Collected data

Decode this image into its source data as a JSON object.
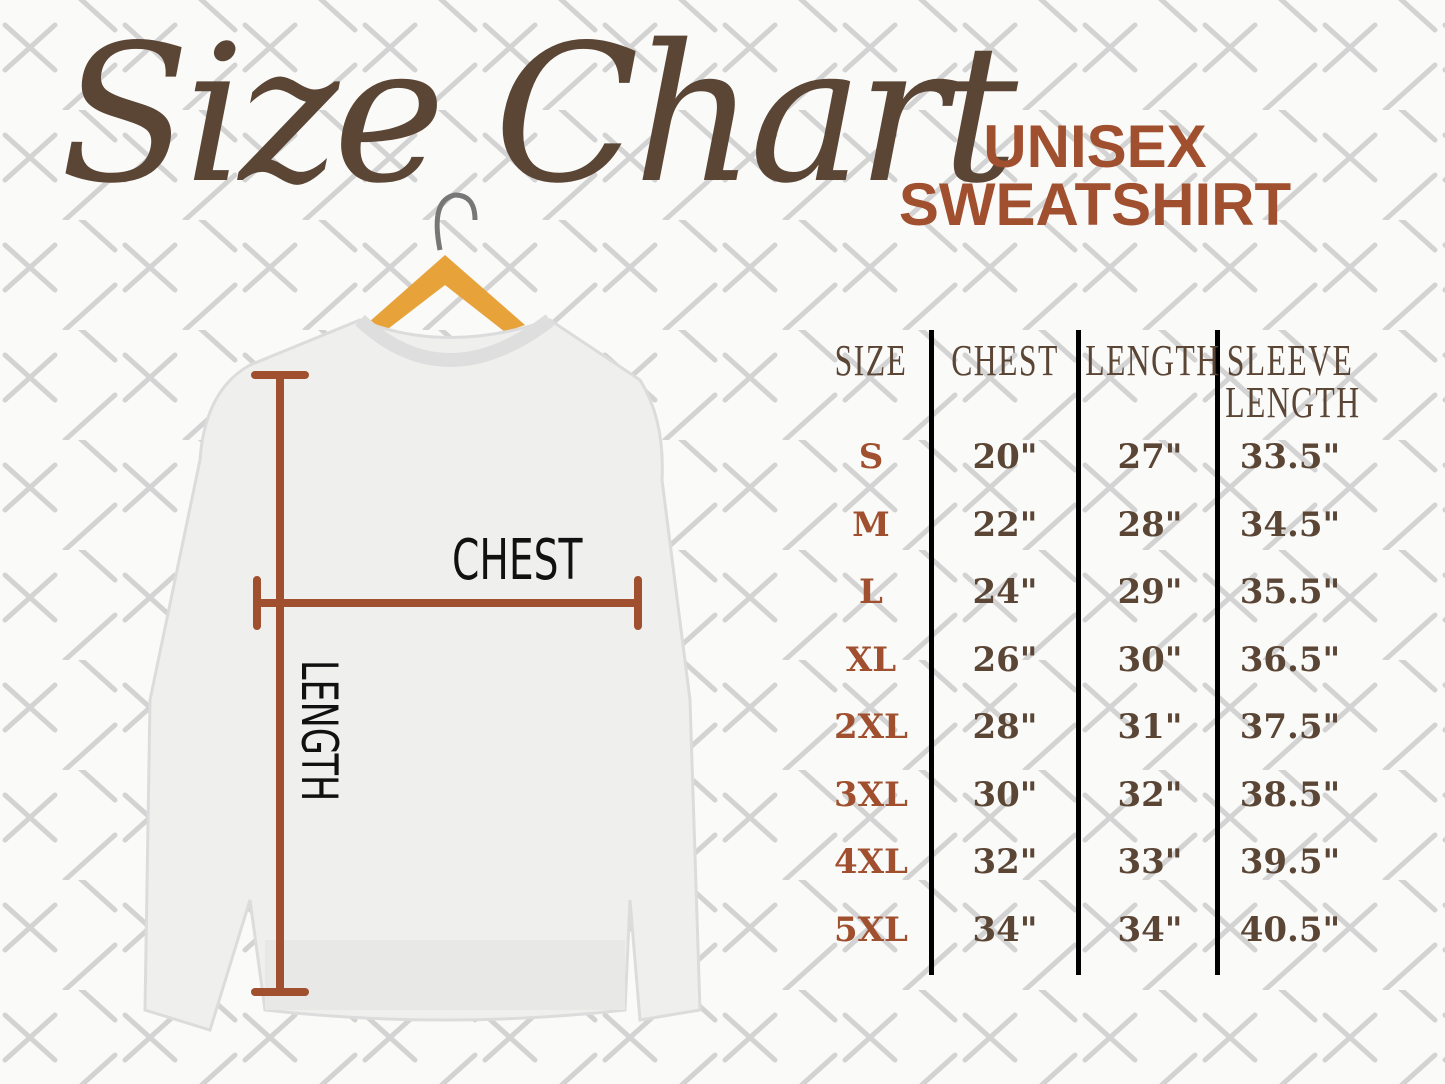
{
  "title": "Size Chart",
  "subtitle": [
    "UNISEX",
    "SWEATSHIRT"
  ],
  "garment_labels": {
    "chest": "CHEST",
    "length": "LENGTH"
  },
  "colors": {
    "brown": "#5b4636",
    "accent": "#a0502e",
    "background": "#fafaf9",
    "hanger": "#e8a23a"
  },
  "table": {
    "header_lines": [
      [
        "SIZE"
      ],
      [
        "CHEST"
      ],
      [
        "LENGTH"
      ],
      [
        "SLEEVE",
        "LENGTH"
      ]
    ],
    "rows": [
      [
        "S",
        "20\"",
        "27\"",
        "33.5\""
      ],
      [
        "M",
        "22\"",
        "28\"",
        "34.5\""
      ],
      [
        "L",
        "24\"",
        "29\"",
        "35.5\""
      ],
      [
        "XL",
        "26\"",
        "30\"",
        "36.5\""
      ],
      [
        "2XL",
        "28\"",
        "31\"",
        "37.5\""
      ],
      [
        "3XL",
        "30\"",
        "32\"",
        "38.5\""
      ],
      [
        "4XL",
        "32\"",
        "33\"",
        "39.5\""
      ],
      [
        "5XL",
        "34\"",
        "34\"",
        "40.5\""
      ]
    ]
  }
}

* _Instructions for the task_:
Quote every line of the records above exactly; no picture is to be copied.

* _Answer to the task_:
Decode this image into its source data as a JSON object.
{
  "title": "Size Chart",
  "subtitle": [
    "UNISEX",
    "SWEATSHIRT"
  ],
  "garment_labels": {
    "chest": "CHEST",
    "length": "LENGTH"
  },
  "colors": {
    "brown": "#5b4636",
    "accent": "#a0502e",
    "background": "#fafaf9",
    "hanger": "#e8a23a"
  },
  "table": {
    "header_lines": [
      [
        "SIZE"
      ],
      [
        "CHEST"
      ],
      [
        "LENGTH"
      ],
      [
        "SLEEVE",
        "LENGTH"
      ]
    ],
    "rows": [
      [
        "S",
        "20\"",
        "27\"",
        "33.5\""
      ],
      [
        "M",
        "22\"",
        "28\"",
        "34.5\""
      ],
      [
        "L",
        "24\"",
        "29\"",
        "35.5\""
      ],
      [
        "XL",
        "26\"",
        "30\"",
        "36.5\""
      ],
      [
        "2XL",
        "28\"",
        "31\"",
        "37.5\""
      ],
      [
        "3XL",
        "30\"",
        "32\"",
        "38.5\""
      ],
      [
        "4XL",
        "32\"",
        "33\"",
        "39.5\""
      ],
      [
        "5XL",
        "34\"",
        "34\"",
        "40.5\""
      ]
    ]
  }
}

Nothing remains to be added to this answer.